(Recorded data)
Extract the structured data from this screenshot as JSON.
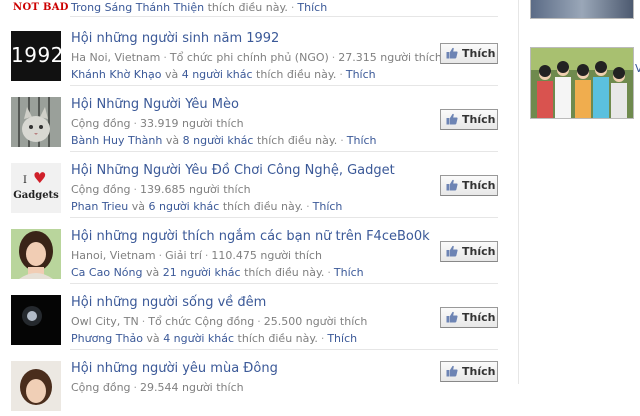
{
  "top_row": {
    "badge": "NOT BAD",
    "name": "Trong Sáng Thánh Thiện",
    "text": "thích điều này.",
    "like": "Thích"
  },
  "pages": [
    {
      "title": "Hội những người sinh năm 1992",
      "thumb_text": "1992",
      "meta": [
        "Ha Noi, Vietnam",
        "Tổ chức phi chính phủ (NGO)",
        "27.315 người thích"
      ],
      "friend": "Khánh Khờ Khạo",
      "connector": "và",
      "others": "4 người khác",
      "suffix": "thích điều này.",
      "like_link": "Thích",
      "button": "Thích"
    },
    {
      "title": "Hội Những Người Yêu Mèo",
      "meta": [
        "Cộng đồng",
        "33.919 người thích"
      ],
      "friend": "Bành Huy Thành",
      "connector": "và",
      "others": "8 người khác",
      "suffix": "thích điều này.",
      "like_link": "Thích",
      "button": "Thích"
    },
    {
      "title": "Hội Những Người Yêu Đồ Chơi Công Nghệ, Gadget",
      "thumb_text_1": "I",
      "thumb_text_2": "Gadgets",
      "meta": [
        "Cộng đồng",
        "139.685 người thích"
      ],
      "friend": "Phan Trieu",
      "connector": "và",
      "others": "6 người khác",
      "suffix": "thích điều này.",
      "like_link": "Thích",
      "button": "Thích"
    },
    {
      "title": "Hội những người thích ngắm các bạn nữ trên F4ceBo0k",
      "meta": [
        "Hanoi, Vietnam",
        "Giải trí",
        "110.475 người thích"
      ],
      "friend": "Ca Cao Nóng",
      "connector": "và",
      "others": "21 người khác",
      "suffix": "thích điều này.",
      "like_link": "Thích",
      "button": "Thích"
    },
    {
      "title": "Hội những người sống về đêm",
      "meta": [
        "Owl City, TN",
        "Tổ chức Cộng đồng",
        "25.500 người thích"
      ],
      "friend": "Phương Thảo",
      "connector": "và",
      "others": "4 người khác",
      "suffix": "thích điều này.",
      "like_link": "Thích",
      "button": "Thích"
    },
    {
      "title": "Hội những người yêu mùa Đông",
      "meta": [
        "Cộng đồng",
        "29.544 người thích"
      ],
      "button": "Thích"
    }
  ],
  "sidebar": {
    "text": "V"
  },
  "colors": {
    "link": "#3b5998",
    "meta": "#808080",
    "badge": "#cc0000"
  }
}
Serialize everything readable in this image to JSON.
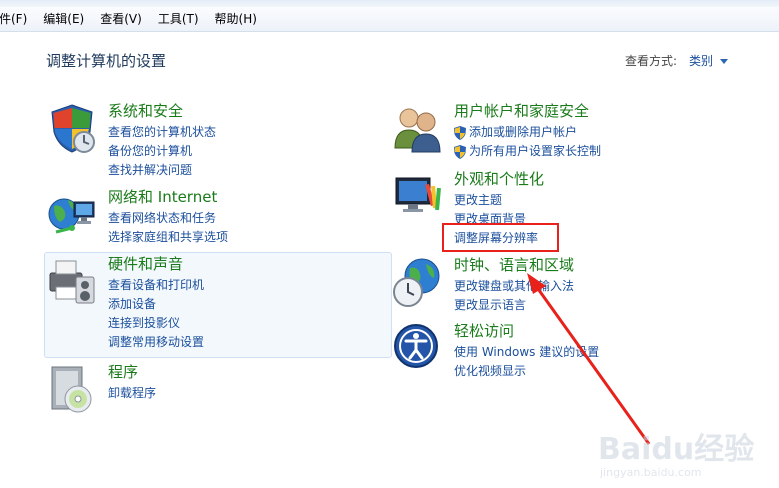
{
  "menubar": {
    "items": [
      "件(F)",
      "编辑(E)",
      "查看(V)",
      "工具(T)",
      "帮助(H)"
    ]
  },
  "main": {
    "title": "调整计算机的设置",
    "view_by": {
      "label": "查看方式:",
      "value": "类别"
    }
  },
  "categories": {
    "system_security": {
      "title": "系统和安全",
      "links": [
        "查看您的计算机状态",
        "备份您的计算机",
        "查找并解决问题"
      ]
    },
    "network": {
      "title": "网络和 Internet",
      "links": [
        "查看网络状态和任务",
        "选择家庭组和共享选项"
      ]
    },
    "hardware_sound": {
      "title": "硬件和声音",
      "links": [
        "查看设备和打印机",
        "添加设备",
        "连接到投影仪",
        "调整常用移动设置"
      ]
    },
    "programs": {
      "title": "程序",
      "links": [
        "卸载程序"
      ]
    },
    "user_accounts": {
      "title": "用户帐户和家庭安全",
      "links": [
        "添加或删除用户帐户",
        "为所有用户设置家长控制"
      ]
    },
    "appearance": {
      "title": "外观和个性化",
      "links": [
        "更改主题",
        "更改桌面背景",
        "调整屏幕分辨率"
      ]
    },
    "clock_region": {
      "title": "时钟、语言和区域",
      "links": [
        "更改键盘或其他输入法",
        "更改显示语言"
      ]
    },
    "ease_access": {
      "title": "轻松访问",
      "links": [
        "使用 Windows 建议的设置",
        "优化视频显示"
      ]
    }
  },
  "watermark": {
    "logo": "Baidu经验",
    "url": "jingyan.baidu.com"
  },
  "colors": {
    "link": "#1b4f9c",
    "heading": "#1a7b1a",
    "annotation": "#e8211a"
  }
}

◆ Given task ◆
Reproduce every line above as written, skipping pictures.

◆ Written response ◆
Extract the structured data from this screenshot as JSON.
{
  "top_row": {
    "badge": "NOT BAD",
    "name": "Trong Sáng Thánh Thiện",
    "text": "thích điều này.",
    "like": "Thích"
  },
  "pages": [
    {
      "title": "Hội những người sinh năm 1992",
      "thumb_text": "1992",
      "meta": [
        "Ha Noi, Vietnam",
        "Tổ chức phi chính phủ (NGO)",
        "27.315 người thích"
      ],
      "friend": "Khánh Khờ Khạo",
      "connector": "và",
      "others": "4 người khác",
      "suffix": "thích điều này.",
      "like_link": "Thích",
      "button": "Thích"
    },
    {
      "title": "Hội Những Người Yêu Mèo",
      "meta": [
        "Cộng đồng",
        "33.919 người thích"
      ],
      "friend": "Bành Huy Thành",
      "connector": "và",
      "others": "8 người khác",
      "suffix": "thích điều này.",
      "like_link": "Thích",
      "button": "Thích"
    },
    {
      "title": "Hội Những Người Yêu Đồ Chơi Công Nghệ, Gadget",
      "thumb_text_1": "I",
      "thumb_text_2": "Gadgets",
      "meta": [
        "Cộng đồng",
        "139.685 người thích"
      ],
      "friend": "Phan Trieu",
      "connector": "và",
      "others": "6 người khác",
      "suffix": "thích điều này.",
      "like_link": "Thích",
      "button": "Thích"
    },
    {
      "title": "Hội những người thích ngắm các bạn nữ trên F4ceBo0k",
      "meta": [
        "Hanoi, Vietnam",
        "Giải trí",
        "110.475 người thích"
      ],
      "friend": "Ca Cao Nóng",
      "connector": "và",
      "others": "21 người khác",
      "suffix": "thích điều này.",
      "like_link": "Thích",
      "button": "Thích"
    },
    {
      "title": "Hội những người sống về đêm",
      "meta": [
        "Owl City, TN",
        "Tổ chức Cộng đồng",
        "25.500 người thích"
      ],
      "friend": "Phương Thảo",
      "connector": "và",
      "others": "4 người khác",
      "suffix": "thích điều này.",
      "like_link": "Thích",
      "button": "Thích"
    },
    {
      "title": "Hội những người yêu mùa Đông",
      "meta": [
        "Cộng đồng",
        "29.544 người thích"
      ],
      "button": "Thích"
    }
  ],
  "sidebar": {
    "text": "V"
  },
  "colors": {
    "link": "#3b5998",
    "meta": "#808080",
    "badge": "#cc0000"
  }
}
Serialize everything readable in this image to JSON.
{
  "menubar": {
    "items": [
      "件(F)",
      "编辑(E)",
      "查看(V)",
      "工具(T)",
      "帮助(H)"
    ]
  },
  "main": {
    "title": "调整计算机的设置",
    "view_by": {
      "label": "查看方式:",
      "value": "类别"
    }
  },
  "categories": {
    "system_security": {
      "title": "系统和安全",
      "links": [
        "查看您的计算机状态",
        "备份您的计算机",
        "查找并解决问题"
      ]
    },
    "network": {
      "title": "网络和 Internet",
      "links": [
        "查看网络状态和任务",
        "选择家庭组和共享选项"
      ]
    },
    "hardware_sound": {
      "title": "硬件和声音",
      "links": [
        "查看设备和打印机",
        "添加设备",
        "连接到投影仪",
        "调整常用移动设置"
      ]
    },
    "programs": {
      "title": "程序",
      "links": [
        "卸载程序"
      ]
    },
    "user_accounts": {
      "title": "用户帐户和家庭安全",
      "links": [
        "添加或删除用户帐户",
        "为所有用户设置家长控制"
      ]
    },
    "appearance": {
      "title": "外观和个性化",
      "links": [
        "更改主题",
        "更改桌面背景",
        "调整屏幕分辨率"
      ]
    },
    "clock_region": {
      "title": "时钟、语言和区域",
      "links": [
        "更改键盘或其他输入法",
        "更改显示语言"
      ]
    },
    "ease_access": {
      "title": "轻松访问",
      "links": [
        "使用 Windows 建议的设置",
        "优化视频显示"
      ]
    }
  },
  "watermark": {
    "logo": "Baidu经验",
    "url": "jingyan.baidu.com"
  },
  "colors": {
    "link": "#1b4f9c",
    "heading": "#1a7b1a",
    "annotation": "#e8211a"
  }
}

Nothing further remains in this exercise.